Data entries
========
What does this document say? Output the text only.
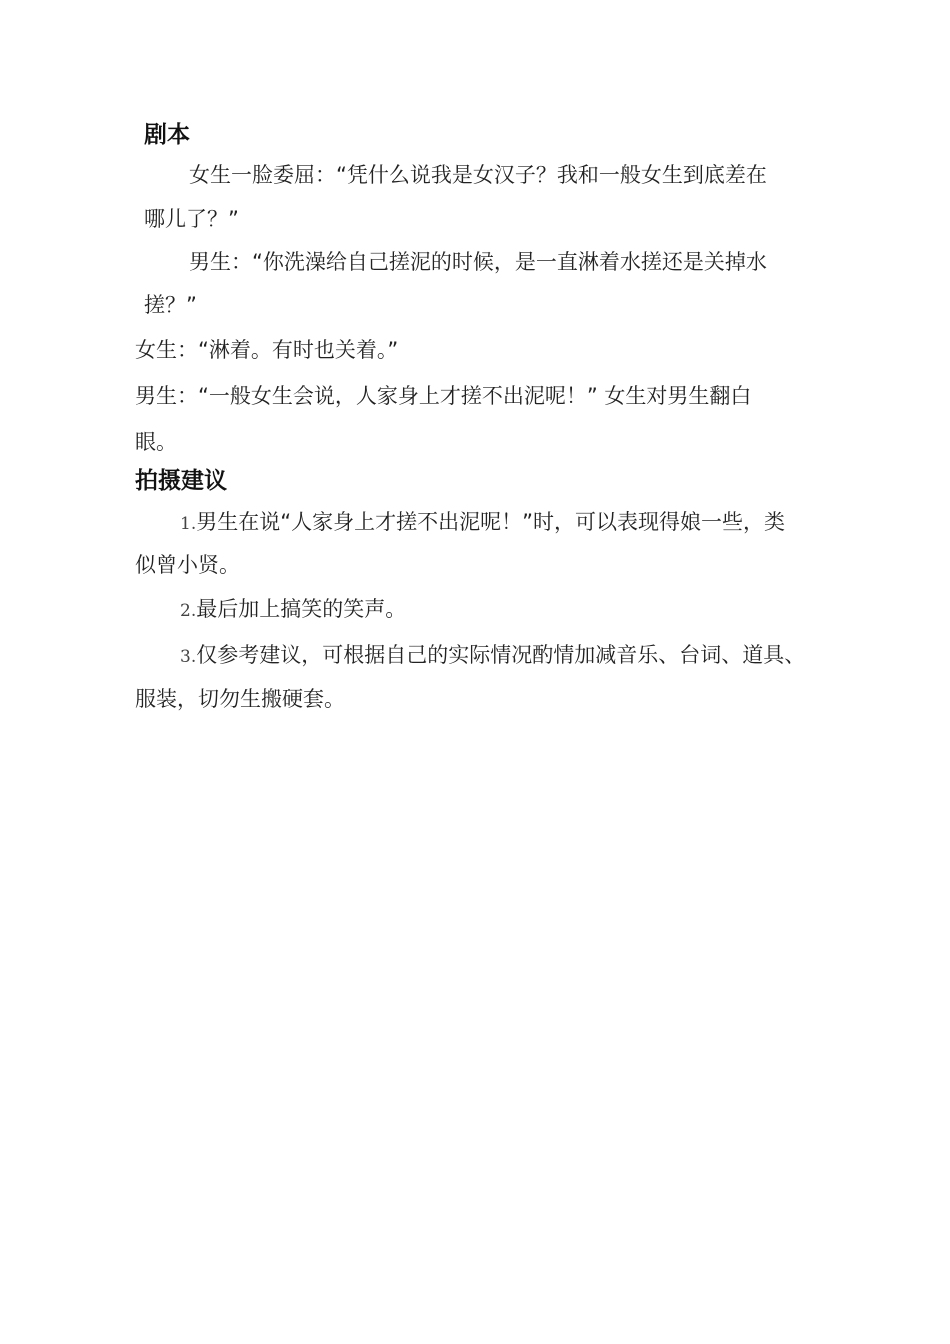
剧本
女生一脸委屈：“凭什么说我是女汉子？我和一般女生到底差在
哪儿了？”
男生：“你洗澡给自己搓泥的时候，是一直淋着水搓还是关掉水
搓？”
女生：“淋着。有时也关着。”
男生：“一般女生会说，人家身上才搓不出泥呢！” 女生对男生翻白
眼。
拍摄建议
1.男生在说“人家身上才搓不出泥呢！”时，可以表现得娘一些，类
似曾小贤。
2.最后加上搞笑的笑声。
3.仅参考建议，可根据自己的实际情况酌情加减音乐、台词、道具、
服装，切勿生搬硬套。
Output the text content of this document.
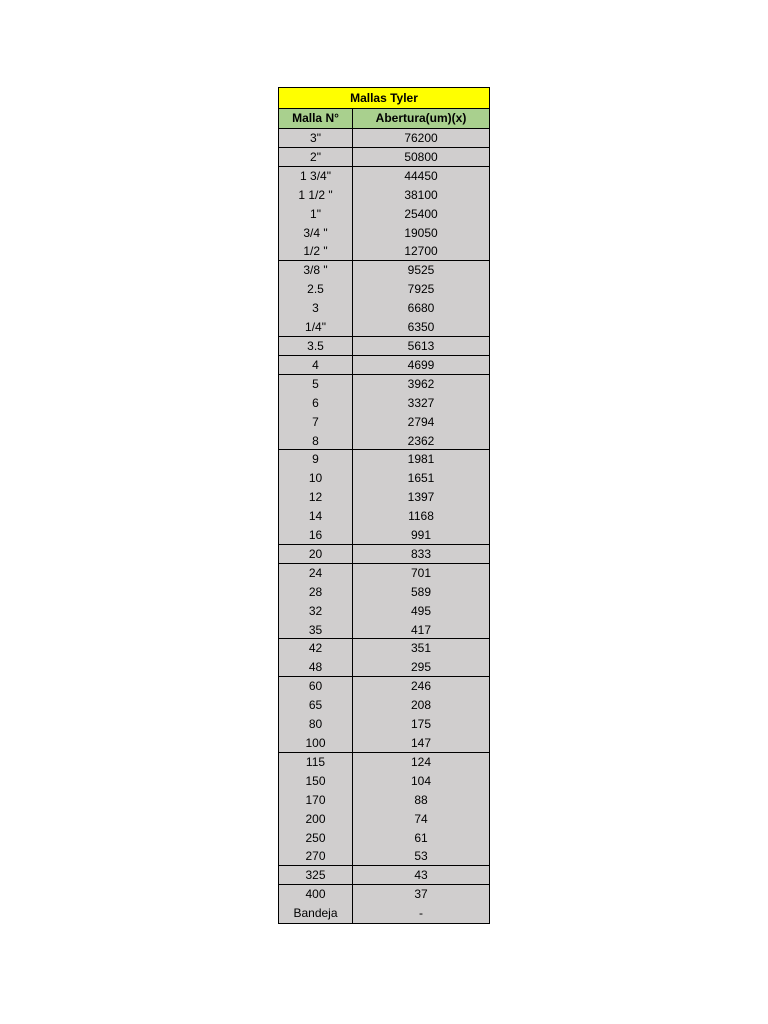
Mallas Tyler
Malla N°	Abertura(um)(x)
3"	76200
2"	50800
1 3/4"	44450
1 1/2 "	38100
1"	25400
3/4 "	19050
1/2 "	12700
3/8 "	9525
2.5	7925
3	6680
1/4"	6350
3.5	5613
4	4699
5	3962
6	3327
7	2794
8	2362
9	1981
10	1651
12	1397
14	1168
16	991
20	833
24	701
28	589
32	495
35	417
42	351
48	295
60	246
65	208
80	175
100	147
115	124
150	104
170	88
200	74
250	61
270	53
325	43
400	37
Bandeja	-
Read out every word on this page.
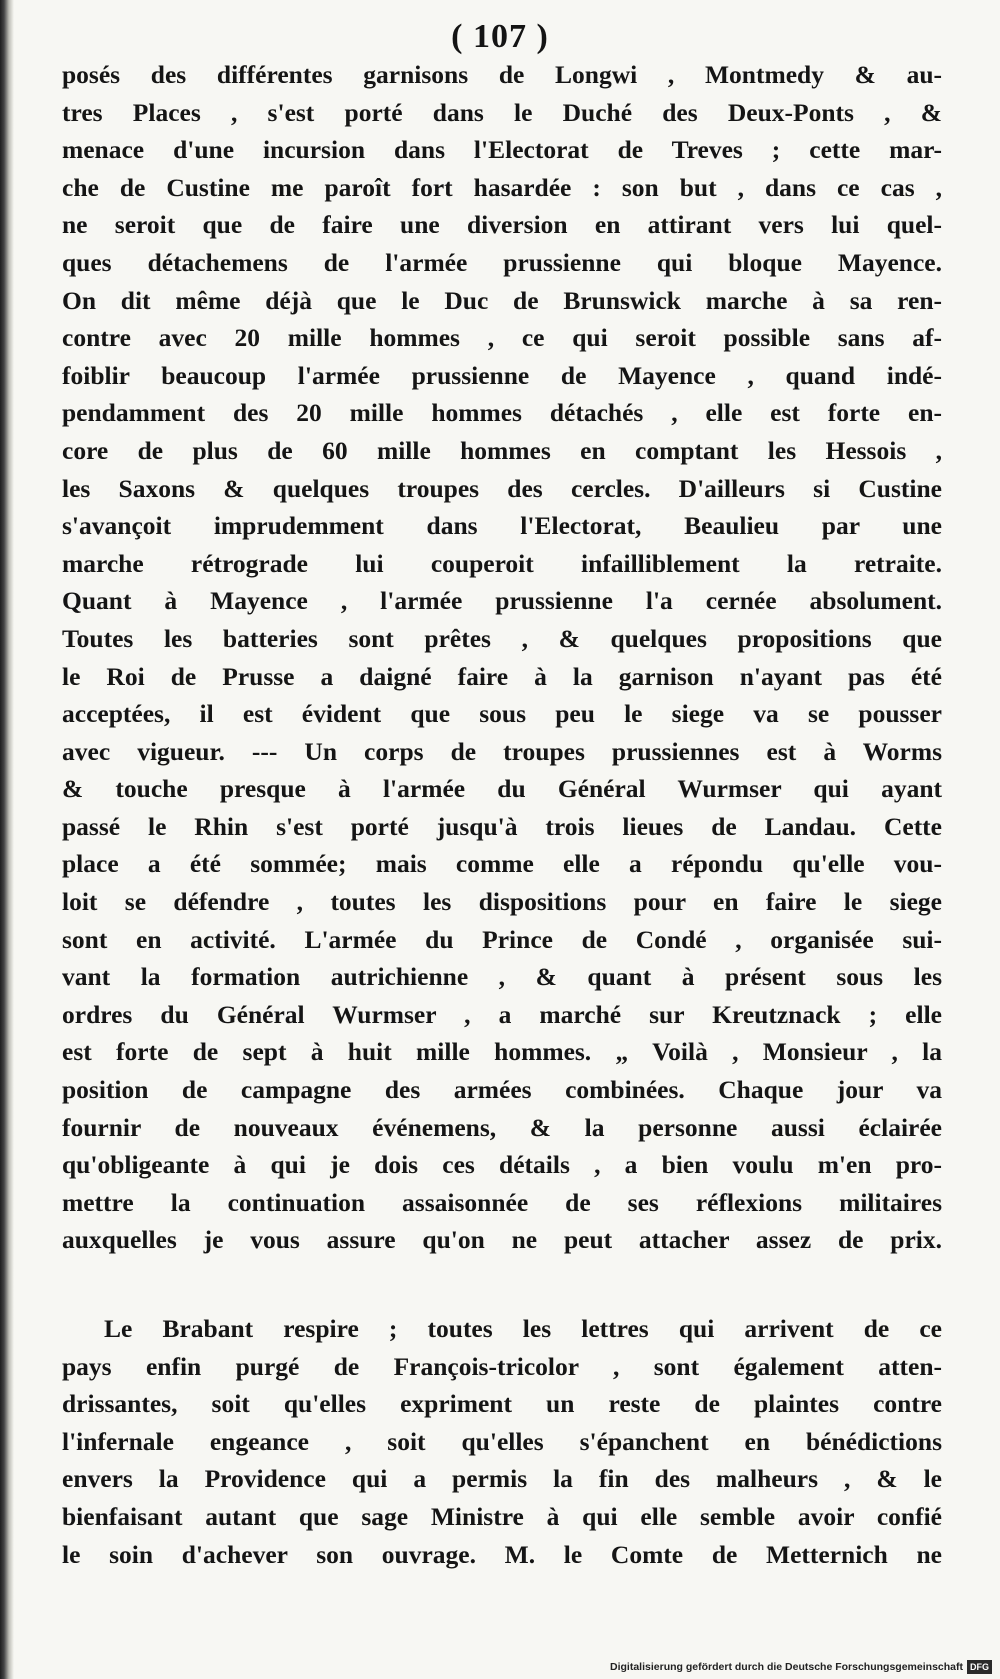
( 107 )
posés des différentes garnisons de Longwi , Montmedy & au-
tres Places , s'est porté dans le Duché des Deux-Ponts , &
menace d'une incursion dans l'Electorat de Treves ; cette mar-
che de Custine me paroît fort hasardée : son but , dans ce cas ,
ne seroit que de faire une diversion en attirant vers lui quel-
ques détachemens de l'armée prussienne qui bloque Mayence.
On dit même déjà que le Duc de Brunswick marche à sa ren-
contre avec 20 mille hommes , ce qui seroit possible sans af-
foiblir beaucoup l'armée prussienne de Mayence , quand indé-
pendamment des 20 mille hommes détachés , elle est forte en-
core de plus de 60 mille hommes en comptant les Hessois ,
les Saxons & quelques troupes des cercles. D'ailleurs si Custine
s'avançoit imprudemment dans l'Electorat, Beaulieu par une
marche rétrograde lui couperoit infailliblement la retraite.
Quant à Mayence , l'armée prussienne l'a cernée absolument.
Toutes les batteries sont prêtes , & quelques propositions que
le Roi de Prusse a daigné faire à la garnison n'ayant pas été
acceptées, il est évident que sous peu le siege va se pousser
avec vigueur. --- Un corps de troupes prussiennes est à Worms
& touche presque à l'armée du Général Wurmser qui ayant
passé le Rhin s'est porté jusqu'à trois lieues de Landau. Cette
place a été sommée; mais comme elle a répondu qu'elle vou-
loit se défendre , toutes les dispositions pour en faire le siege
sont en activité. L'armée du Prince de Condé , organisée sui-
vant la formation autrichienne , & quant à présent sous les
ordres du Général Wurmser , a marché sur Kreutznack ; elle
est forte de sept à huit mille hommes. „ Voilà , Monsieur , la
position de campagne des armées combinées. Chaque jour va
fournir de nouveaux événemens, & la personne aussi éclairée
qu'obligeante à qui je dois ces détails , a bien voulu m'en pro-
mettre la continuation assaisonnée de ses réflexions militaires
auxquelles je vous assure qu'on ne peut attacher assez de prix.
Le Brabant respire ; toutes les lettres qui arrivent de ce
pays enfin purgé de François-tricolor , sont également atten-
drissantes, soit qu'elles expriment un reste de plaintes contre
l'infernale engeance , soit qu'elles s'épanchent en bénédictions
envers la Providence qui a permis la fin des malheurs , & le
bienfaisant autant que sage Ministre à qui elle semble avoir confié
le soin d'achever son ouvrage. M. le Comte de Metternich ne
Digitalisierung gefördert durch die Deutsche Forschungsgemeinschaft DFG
========
Reproduce each line of the entries in which the word "sous" is found.

→ Written answer:
acceptées, il est évident que sous peu le siege va se pousser
vant la formation autrichienne , & quant à présent sous les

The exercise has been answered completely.